(Collected data)
========
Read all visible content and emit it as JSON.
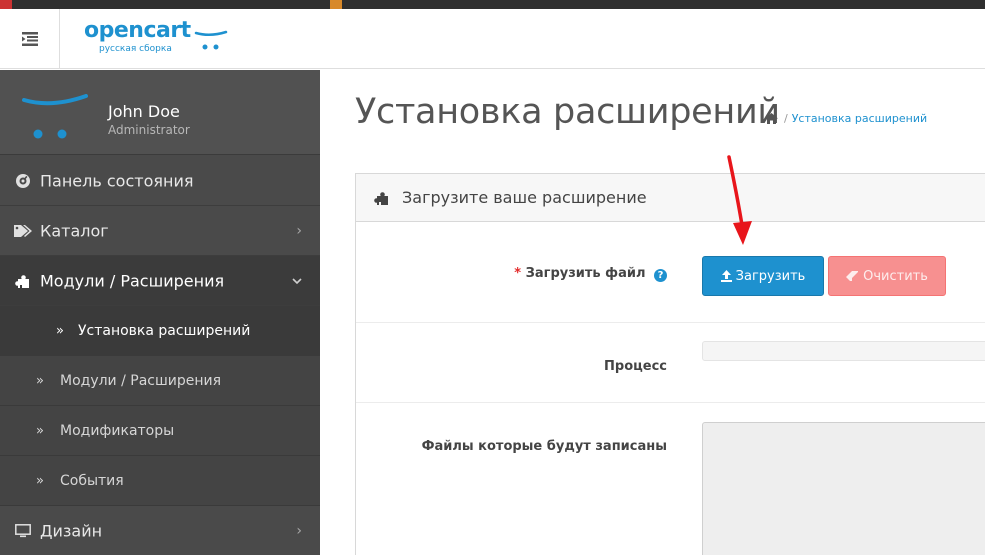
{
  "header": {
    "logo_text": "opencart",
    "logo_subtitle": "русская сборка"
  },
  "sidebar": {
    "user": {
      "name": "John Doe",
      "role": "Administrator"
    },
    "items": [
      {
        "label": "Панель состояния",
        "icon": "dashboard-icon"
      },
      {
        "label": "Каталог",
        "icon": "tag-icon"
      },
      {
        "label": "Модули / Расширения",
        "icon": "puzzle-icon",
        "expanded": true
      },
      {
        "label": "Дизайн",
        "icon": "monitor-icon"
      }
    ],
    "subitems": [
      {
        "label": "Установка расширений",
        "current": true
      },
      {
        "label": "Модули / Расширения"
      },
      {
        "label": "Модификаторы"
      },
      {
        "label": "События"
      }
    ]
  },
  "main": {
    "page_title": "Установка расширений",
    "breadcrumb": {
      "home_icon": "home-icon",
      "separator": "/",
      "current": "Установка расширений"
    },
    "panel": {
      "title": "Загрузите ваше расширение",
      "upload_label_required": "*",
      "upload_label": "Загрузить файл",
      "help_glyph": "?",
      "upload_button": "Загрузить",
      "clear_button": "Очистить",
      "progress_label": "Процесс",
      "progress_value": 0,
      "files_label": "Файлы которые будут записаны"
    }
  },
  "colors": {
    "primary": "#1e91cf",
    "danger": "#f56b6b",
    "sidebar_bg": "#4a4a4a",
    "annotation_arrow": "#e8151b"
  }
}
========
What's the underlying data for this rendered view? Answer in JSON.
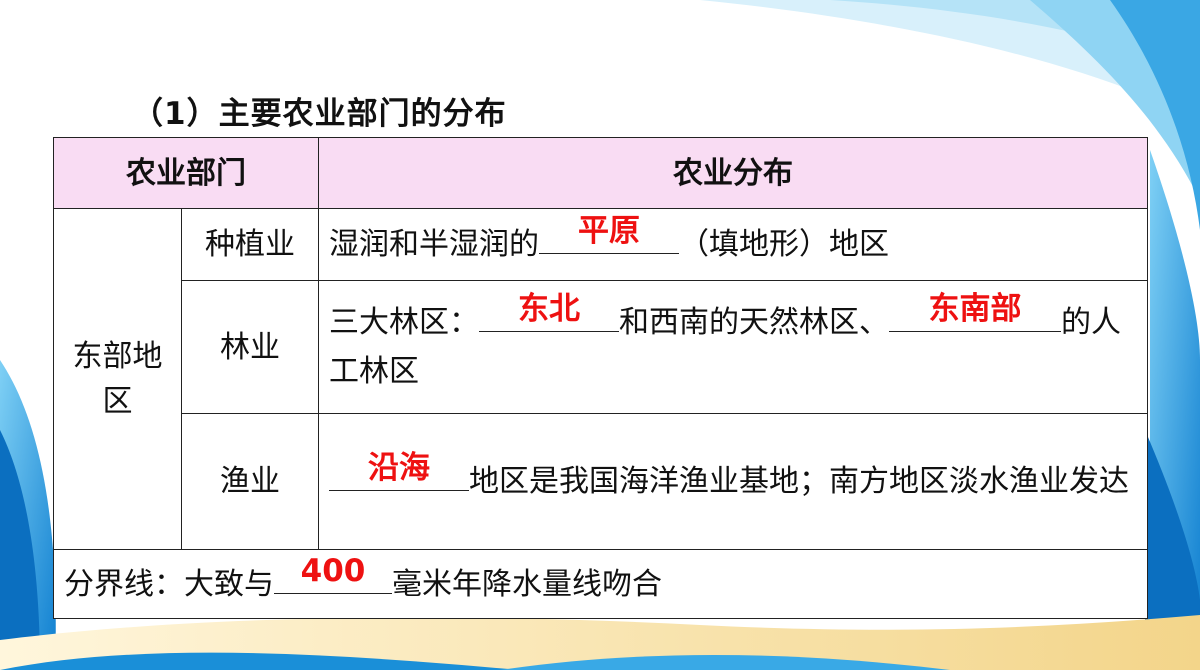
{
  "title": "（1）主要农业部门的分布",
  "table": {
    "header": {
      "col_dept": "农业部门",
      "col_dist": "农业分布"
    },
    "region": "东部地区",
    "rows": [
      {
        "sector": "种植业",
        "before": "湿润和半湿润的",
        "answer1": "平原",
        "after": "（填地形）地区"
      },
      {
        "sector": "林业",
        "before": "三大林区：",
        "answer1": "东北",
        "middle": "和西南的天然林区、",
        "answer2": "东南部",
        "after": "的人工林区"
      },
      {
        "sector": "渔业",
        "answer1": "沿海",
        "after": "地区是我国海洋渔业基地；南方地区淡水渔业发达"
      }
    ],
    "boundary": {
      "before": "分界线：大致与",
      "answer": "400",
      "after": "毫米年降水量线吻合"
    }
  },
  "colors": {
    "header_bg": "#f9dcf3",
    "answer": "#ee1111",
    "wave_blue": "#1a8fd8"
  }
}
========
### [Task objective]
Return every line above in which the string "after" occurs.

### [The response]
        "after": "（填地形）地区"
        "after": "的人工林区"
        "after": "地区是我国海洋渔业基地；南方地区淡水渔业发达"
      "after": "毫米年降水量线吻合"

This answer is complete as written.